(Collected data entries)
..........

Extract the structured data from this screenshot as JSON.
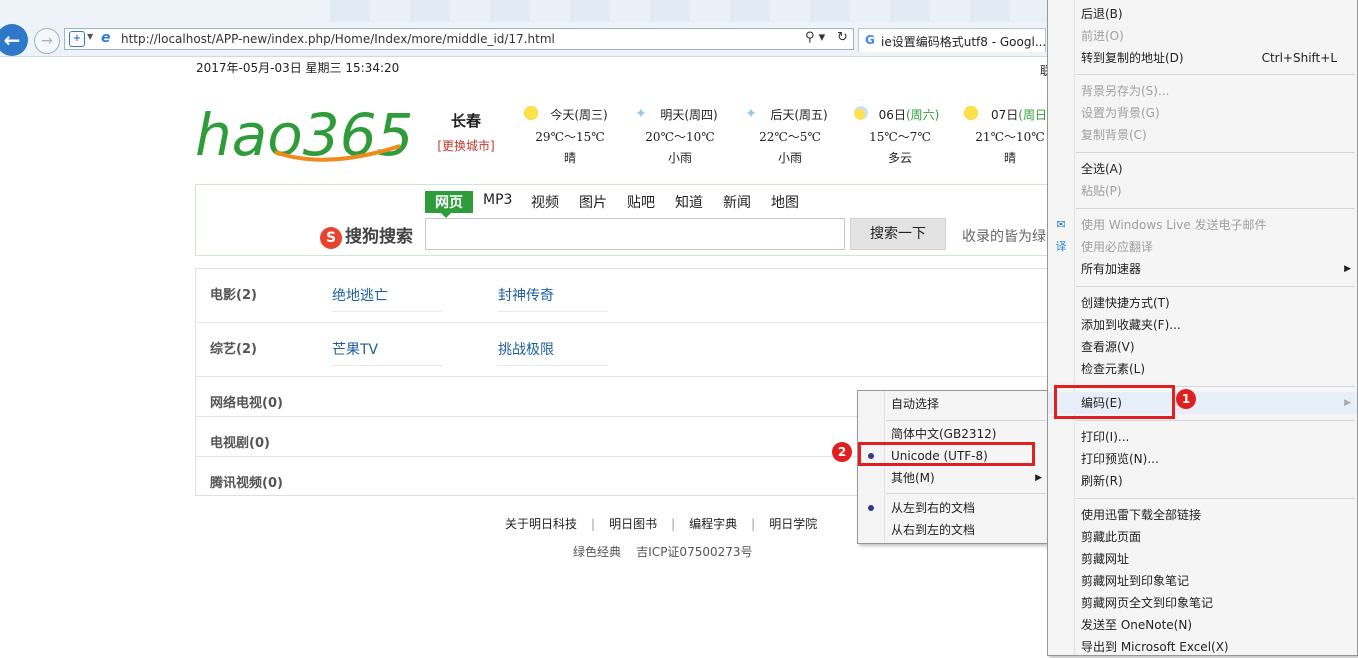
{
  "browser": {
    "url": "http://localhost/APP-new/index.php/Home/Index/more/middle_id/17.html",
    "tab_title": "ie设置编码格式utf8 - Googl...",
    "tab_favicon": "G"
  },
  "page": {
    "datetime": "2017年-05月-03日 星期三 15:34:20",
    "right_edge_char": "联",
    "logo": {
      "text": "hao365",
      "color": "#2f9c3a",
      "accent": "#f08a1c"
    },
    "city": {
      "name": "长春",
      "change_label": "[更换城市]"
    },
    "weather": [
      {
        "day": "今天(周三)",
        "day_main": "今天(周三)",
        "temp": "29℃～15℃",
        "cond": "晴",
        "icon": "sun-icon"
      },
      {
        "day": "明天(周四)",
        "day_main": "明天(周四)",
        "temp": "20℃～10℃",
        "cond": "小雨",
        "icon": "rain-icon"
      },
      {
        "day": "后天(周五)",
        "day_main": "后天(周五)",
        "temp": "22℃～5℃",
        "cond": "小雨",
        "icon": "rain-icon"
      },
      {
        "day": "06日(周六)",
        "day_main": "06日",
        "day_weekend": "(周六)",
        "temp": "15℃～7℃",
        "cond": "多云",
        "icon": "cloudy-icon"
      },
      {
        "day": "07日(周日",
        "day_main": "07日",
        "day_weekend": "(周日",
        "temp": "21℃～10℃",
        "cond": "晴",
        "icon": "sun-icon"
      }
    ],
    "search": {
      "tabs": [
        "网页",
        "MP3",
        "视频",
        "图片",
        "贴吧",
        "知道",
        "新闻",
        "地图"
      ],
      "engine": "搜狗搜索",
      "button": "搜索一下",
      "hint": "收录的皆为绿"
    },
    "categories": [
      {
        "label": "电影(2)",
        "links": [
          "绝地逃亡",
          "封神传奇"
        ]
      },
      {
        "label": "综艺(2)",
        "links": [
          "芒果TV",
          "挑战极限"
        ]
      },
      {
        "label": "网络电视(0)",
        "links": []
      },
      {
        "label": "电视剧(0)",
        "links": []
      },
      {
        "label": "腾讯视频(0)",
        "links": []
      }
    ],
    "footer": {
      "links": [
        "关于明日科技",
        "明日图书",
        "编程字典",
        "明日学院"
      ],
      "separator": "|",
      "bottom": [
        "绿色经典",
        "吉ICP证07500273号"
      ]
    }
  },
  "context_menu": {
    "items": [
      {
        "label": "后退(B)",
        "disabled": false
      },
      {
        "label": "前进(O)",
        "disabled": true
      },
      {
        "label": "转到复制的地址(D)",
        "shortcut": "Ctrl+Shift+L",
        "disabled": false
      },
      {
        "label": "背景另存为(S)...",
        "disabled": true
      },
      {
        "label": "设置为背景(G)",
        "disabled": true
      },
      {
        "label": "复制背景(C)",
        "disabled": true
      },
      {
        "label": "全选(A)",
        "disabled": false
      },
      {
        "label": "粘贴(P)",
        "disabled": true
      },
      {
        "label": "使用 Windows Live 发送电子邮件",
        "disabled": true
      },
      {
        "label": "使用必应翻译",
        "disabled": true
      },
      {
        "label": "所有加速器",
        "disabled": false
      },
      {
        "label": "创建快捷方式(T)",
        "disabled": false
      },
      {
        "label": "添加到收藏夹(F)...",
        "disabled": false
      },
      {
        "label": "查看源(V)",
        "disabled": false
      },
      {
        "label": "检查元素(L)",
        "disabled": false
      },
      {
        "label": "编码(E)",
        "disabled": false
      },
      {
        "label": "打印(I)...",
        "disabled": false
      },
      {
        "label": "打印预览(N)...",
        "disabled": false
      },
      {
        "label": "刷新(R)",
        "disabled": false
      },
      {
        "label": "使用迅雷下载全部链接",
        "disabled": false
      },
      {
        "label": "剪藏此页面",
        "disabled": false
      },
      {
        "label": "剪藏网址",
        "disabled": false
      },
      {
        "label": "剪藏网址到印象笔记",
        "disabled": false
      },
      {
        "label": "剪藏网页全文到印象笔记",
        "disabled": false
      },
      {
        "label": "发送至 OneNote(N)",
        "disabled": false
      },
      {
        "label": "导出到 Microsoft Excel(X)",
        "disabled": false
      }
    ]
  },
  "encoding_submenu": {
    "items": [
      {
        "label": "自动选择"
      },
      {
        "label": "简体中文(GB2312)"
      },
      {
        "label": "Unicode (UTF-8)",
        "checked": true
      },
      {
        "label": "其他(M)"
      },
      {
        "label": "从左到右的文档",
        "checked": true
      },
      {
        "label": "从右到左的文档"
      }
    ]
  },
  "annotations": {
    "badge_1": "1",
    "badge_2": "2",
    "color": "#e02020"
  }
}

..........

# [GOAL OF THE EXERCISE]
Pictures are to be left out; repeat all the remaining data exactly.

# [CORRECT RESULT]
Extract the structured data from this screenshot as JSON.
{
  "browser": {
    "url": "http://localhost/APP-new/index.php/Home/Index/more/middle_id/17.html",
    "tab_title": "ie设置编码格式utf8 - Googl...",
    "tab_favicon": "G"
  },
  "page": {
    "datetime": "2017年-05月-03日 星期三 15:34:20",
    "right_edge_char": "联",
    "logo": {
      "text": "hao365",
      "color": "#2f9c3a",
      "accent": "#f08a1c"
    },
    "city": {
      "name": "长春",
      "change_label": "[更换城市]"
    },
    "weather": [
      {
        "day": "今天(周三)",
        "day_main": "今天(周三)",
        "temp": "29℃～15℃",
        "cond": "晴",
        "icon": "sun-icon"
      },
      {
        "day": "明天(周四)",
        "day_main": "明天(周四)",
        "temp": "20℃～10℃",
        "cond": "小雨",
        "icon": "rain-icon"
      },
      {
        "day": "后天(周五)",
        "day_main": "后天(周五)",
        "temp": "22℃～5℃",
        "cond": "小雨",
        "icon": "rain-icon"
      },
      {
        "day": "06日(周六)",
        "day_main": "06日",
        "day_weekend": "(周六)",
        "temp": "15℃～7℃",
        "cond": "多云",
        "icon": "cloudy-icon"
      },
      {
        "day": "07日(周日",
        "day_main": "07日",
        "day_weekend": "(周日",
        "temp": "21℃～10℃",
        "cond": "晴",
        "icon": "sun-icon"
      }
    ],
    "search": {
      "tabs": [
        "网页",
        "MP3",
        "视频",
        "图片",
        "贴吧",
        "知道",
        "新闻",
        "地图"
      ],
      "engine": "搜狗搜索",
      "button": "搜索一下",
      "hint": "收录的皆为绿"
    },
    "categories": [
      {
        "label": "电影(2)",
        "links": [
          "绝地逃亡",
          "封神传奇"
        ]
      },
      {
        "label": "综艺(2)",
        "links": [
          "芒果TV",
          "挑战极限"
        ]
      },
      {
        "label": "网络电视(0)",
        "links": []
      },
      {
        "label": "电视剧(0)",
        "links": []
      },
      {
        "label": "腾讯视频(0)",
        "links": []
      }
    ],
    "footer": {
      "links": [
        "关于明日科技",
        "明日图书",
        "编程字典",
        "明日学院"
      ],
      "separator": "|",
      "bottom": [
        "绿色经典",
        "吉ICP证07500273号"
      ]
    }
  },
  "context_menu": {
    "items": [
      {
        "label": "后退(B)",
        "disabled": false
      },
      {
        "label": "前进(O)",
        "disabled": true
      },
      {
        "label": "转到复制的地址(D)",
        "shortcut": "Ctrl+Shift+L",
        "disabled": false
      },
      {
        "label": "背景另存为(S)...",
        "disabled": true
      },
      {
        "label": "设置为背景(G)",
        "disabled": true
      },
      {
        "label": "复制背景(C)",
        "disabled": true
      },
      {
        "label": "全选(A)",
        "disabled": false
      },
      {
        "label": "粘贴(P)",
        "disabled": true
      },
      {
        "label": "使用 Windows Live 发送电子邮件",
        "disabled": true
      },
      {
        "label": "使用必应翻译",
        "disabled": true
      },
      {
        "label": "所有加速器",
        "disabled": false
      },
      {
        "label": "创建快捷方式(T)",
        "disabled": false
      },
      {
        "label": "添加到收藏夹(F)...",
        "disabled": false
      },
      {
        "label": "查看源(V)",
        "disabled": false
      },
      {
        "label": "检查元素(L)",
        "disabled": false
      },
      {
        "label": "编码(E)",
        "disabled": false
      },
      {
        "label": "打印(I)...",
        "disabled": false
      },
      {
        "label": "打印预览(N)...",
        "disabled": false
      },
      {
        "label": "刷新(R)",
        "disabled": false
      },
      {
        "label": "使用迅雷下载全部链接",
        "disabled": false
      },
      {
        "label": "剪藏此页面",
        "disabled": false
      },
      {
        "label": "剪藏网址",
        "disabled": false
      },
      {
        "label": "剪藏网址到印象笔记",
        "disabled": false
      },
      {
        "label": "剪藏网页全文到印象笔记",
        "disabled": false
      },
      {
        "label": "发送至 OneNote(N)",
        "disabled": false
      },
      {
        "label": "导出到 Microsoft Excel(X)",
        "disabled": false
      }
    ]
  },
  "encoding_submenu": {
    "items": [
      {
        "label": "自动选择"
      },
      {
        "label": "简体中文(GB2312)"
      },
      {
        "label": "Unicode (UTF-8)",
        "checked": true
      },
      {
        "label": "其他(M)"
      },
      {
        "label": "从左到右的文档",
        "checked": true
      },
      {
        "label": "从右到左的文档"
      }
    ]
  },
  "annotations": {
    "badge_1": "1",
    "badge_2": "2",
    "color": "#e02020"
  }
}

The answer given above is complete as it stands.